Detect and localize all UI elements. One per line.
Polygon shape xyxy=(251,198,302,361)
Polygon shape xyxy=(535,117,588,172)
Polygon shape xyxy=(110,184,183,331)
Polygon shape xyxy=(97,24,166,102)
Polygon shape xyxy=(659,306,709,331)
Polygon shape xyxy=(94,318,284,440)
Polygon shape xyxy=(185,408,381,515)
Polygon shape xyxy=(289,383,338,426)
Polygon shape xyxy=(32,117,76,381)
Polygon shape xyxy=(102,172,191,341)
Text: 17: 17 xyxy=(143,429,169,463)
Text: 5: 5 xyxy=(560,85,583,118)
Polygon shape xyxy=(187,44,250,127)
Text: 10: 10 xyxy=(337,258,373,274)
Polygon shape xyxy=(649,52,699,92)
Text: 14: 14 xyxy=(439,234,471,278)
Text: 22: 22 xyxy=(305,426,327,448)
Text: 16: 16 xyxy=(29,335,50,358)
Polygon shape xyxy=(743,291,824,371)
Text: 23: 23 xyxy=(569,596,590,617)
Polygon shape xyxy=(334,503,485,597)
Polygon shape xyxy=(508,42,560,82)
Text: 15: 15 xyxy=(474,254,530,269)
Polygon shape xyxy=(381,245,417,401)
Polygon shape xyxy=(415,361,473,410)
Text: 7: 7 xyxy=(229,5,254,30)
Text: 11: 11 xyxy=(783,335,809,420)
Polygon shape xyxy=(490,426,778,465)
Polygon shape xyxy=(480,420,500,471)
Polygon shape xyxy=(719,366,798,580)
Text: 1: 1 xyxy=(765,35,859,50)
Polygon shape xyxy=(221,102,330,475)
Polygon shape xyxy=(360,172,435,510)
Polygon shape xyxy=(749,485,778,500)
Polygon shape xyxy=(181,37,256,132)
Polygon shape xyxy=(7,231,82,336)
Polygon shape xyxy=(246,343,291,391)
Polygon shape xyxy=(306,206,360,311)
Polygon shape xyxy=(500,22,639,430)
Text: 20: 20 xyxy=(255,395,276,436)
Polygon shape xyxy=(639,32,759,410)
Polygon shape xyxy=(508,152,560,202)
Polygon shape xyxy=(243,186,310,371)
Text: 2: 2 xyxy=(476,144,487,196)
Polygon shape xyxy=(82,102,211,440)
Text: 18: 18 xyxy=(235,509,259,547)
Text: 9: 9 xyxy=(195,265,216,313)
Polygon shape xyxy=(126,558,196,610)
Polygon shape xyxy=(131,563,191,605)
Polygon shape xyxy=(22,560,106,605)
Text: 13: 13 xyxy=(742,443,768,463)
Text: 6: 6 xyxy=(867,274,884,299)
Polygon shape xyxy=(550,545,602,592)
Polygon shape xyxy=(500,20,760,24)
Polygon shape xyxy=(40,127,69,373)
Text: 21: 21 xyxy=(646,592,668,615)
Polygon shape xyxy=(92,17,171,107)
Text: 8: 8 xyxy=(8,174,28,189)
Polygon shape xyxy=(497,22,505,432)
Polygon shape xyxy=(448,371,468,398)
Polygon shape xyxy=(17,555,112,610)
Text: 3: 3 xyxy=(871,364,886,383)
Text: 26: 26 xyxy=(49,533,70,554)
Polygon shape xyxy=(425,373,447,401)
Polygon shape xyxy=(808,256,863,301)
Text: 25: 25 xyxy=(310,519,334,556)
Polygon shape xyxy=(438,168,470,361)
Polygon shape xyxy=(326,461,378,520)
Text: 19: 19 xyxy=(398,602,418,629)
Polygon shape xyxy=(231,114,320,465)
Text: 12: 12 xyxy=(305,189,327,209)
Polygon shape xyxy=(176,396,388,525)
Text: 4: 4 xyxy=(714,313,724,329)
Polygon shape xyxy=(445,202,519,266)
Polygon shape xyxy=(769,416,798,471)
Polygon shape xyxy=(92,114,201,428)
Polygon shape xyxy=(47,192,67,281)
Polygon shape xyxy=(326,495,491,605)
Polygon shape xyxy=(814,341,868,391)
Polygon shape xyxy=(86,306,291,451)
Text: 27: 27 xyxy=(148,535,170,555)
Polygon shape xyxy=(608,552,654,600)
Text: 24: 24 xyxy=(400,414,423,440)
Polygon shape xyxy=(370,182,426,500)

● **WORK INSTRUCTIONS**: Rewrite every line of the data above as a Markdown table with two columns, Row and Entry. Number the rows in order and skip any blank lines.

● **SOLUTION TO THIS PROBLEM**:
| Row | Entry |
|---|---|
| 1 | Detect and localize all UI elements. One per line. |
| 2 | Polygon shape xyxy=(251,198,302,361) |
| 3 | Polygon shape xyxy=(535,117,588,172) |
| 4 | Polygon shape xyxy=(110,184,183,331) |
| 5 | Polygon shape xyxy=(97,24,166,102) |
| 6 | Polygon shape xyxy=(659,306,709,331) |
| 7 | Polygon shape xyxy=(94,318,284,440) |
| 8 | Polygon shape xyxy=(185,408,381,515) |
| 9 | Polygon shape xyxy=(289,383,338,426) |
| 10 | Polygon shape xyxy=(32,117,76,381) |
| 11 | Polygon shape xyxy=(102,172,191,341) |
| 12 | Text: 17: 17 xyxy=(143,429,169,463) |
| 13 | Text: 5: 5 xyxy=(560,85,583,118) |
| 14 | Polygon shape xyxy=(187,44,250,127) |
| 15 | Text: 10: 10 xyxy=(337,258,373,274) |
| 16 | Polygon shape xyxy=(649,52,699,92) |
| 17 | Text: 14: 14 xyxy=(439,234,471,278) |
| 18 | Text: 22: 22 xyxy=(305,426,327,448) |
| 19 | Text: 16: 16 xyxy=(29,335,50,358) |
| 20 | Polygon shape xyxy=(743,291,824,371) |
| 21 | Text: 23: 23 xyxy=(569,596,590,617) |
| 22 | Polygon shape xyxy=(334,503,485,597) |
| 23 | Polygon shape xyxy=(508,42,560,82) |
| 24 | Text: 15: 15 xyxy=(474,254,530,269) |
| 25 | Polygon shape xyxy=(381,245,417,401) |
| 26 | Polygon shape xyxy=(415,361,473,410) |
| 27 | Text: 7: 7 xyxy=(229,5,254,30) |
| 28 | Text: 11: 11 xyxy=(783,335,809,420) |
| 29 | Polygon shape xyxy=(490,426,778,465) |
| 30 | Polygon shape xyxy=(480,420,500,471) |
| 31 | Polygon shape xyxy=(719,366,798,580) |
| 32 | Text: 1: 1 xyxy=(765,35,859,50) |
| 33 | Polygon shape xyxy=(221,102,330,475) |
| 34 | Polygon shape xyxy=(360,172,435,510) |
| 35 | Polygon shape xyxy=(749,485,778,500) |
| 36 | Polygon shape xyxy=(181,37,256,132) |
| 37 | Polygon shape xyxy=(7,231,82,336) |
| 38 | Polygon shape xyxy=(246,343,291,391) |
| 39 | Polygon shape xyxy=(306,206,360,311) |
| 40 | Polygon shape xyxy=(500,22,639,430) |
| 41 | Text: 20: 20 xyxy=(255,395,276,436) |
| 42 | Polygon shape xyxy=(639,32,759,410) |
| 43 | Polygon shape xyxy=(508,152,560,202) |
| 44 | Polygon shape xyxy=(243,186,310,371) |
| 45 | Text: 2: 2 xyxy=(476,144,487,196) |
| 46 | Polygon shape xyxy=(82,102,211,440) |
| 47 | Text: 18: 18 xyxy=(235,509,259,547) |
| 48 | Text: 9: 9 xyxy=(195,265,216,313) |
| 49 | Polygon shape xyxy=(126,558,196,610) |
| 50 | Polygon shape xyxy=(131,563,191,605) |
| 51 | Polygon shape xyxy=(22,560,106,605) |
| 52 | Text: 13: 13 xyxy=(742,443,768,463) |
| 53 | Text: 6: 6 xyxy=(867,274,884,299) |
| 54 | Polygon shape xyxy=(550,545,602,592) |
| 55 | Polygon shape xyxy=(500,20,760,24) |
| 56 | Polygon shape xyxy=(40,127,69,373) |
| 57 | Text: 21: 21 xyxy=(646,592,668,615) |
| 58 | Polygon shape xyxy=(92,17,171,107) |
| 59 | Text: 8: 8 xyxy=(8,174,28,189) |
| 60 | Polygon shape xyxy=(497,22,505,432) |
| 61 | Polygon shape xyxy=(448,371,468,398) |
| 62 | Polygon shape xyxy=(17,555,112,610) |
| 63 | Text: 3: 3 xyxy=(871,364,886,383) |
| 64 | Text: 26: 26 xyxy=(49,533,70,554) |
| 65 | Polygon shape xyxy=(425,373,447,401) |
| 66 | Polygon shape xyxy=(808,256,863,301) |
| 67 | Text: 25: 25 xyxy=(310,519,334,556) |
| 68 | Polygon shape xyxy=(438,168,470,361) |
| 69 | Polygon shape xyxy=(326,461,378,520) |
| 70 | Text: 19: 19 xyxy=(398,602,418,629) |
| 71 | Polygon shape xyxy=(231,114,320,465) |
| 72 | Text: 12: 12 xyxy=(305,189,327,209) |
| 73 | Polygon shape xyxy=(176,396,388,525) |
| 74 | Text: 4: 4 xyxy=(714,313,724,329) |
| 75 | Polygon shape xyxy=(445,202,519,266) |
| 76 | Polygon shape xyxy=(769,416,798,471) |
| 77 | Polygon shape xyxy=(92,114,201,428) |
| 78 | Polygon shape xyxy=(47,192,67,281) |
| 79 | Polygon shape xyxy=(326,495,491,605) |
| 80 | Polygon shape xyxy=(814,341,868,391) |
| 81 | Polygon shape xyxy=(86,306,291,451) |
| 82 | Text: 27: 27 xyxy=(148,535,170,555) |
| 83 | Polygon shape xyxy=(608,552,654,600) |
| 84 | Text: 24: 24 xyxy=(400,414,423,440) |
| 85 | Polygon shape xyxy=(370,182,426,500) |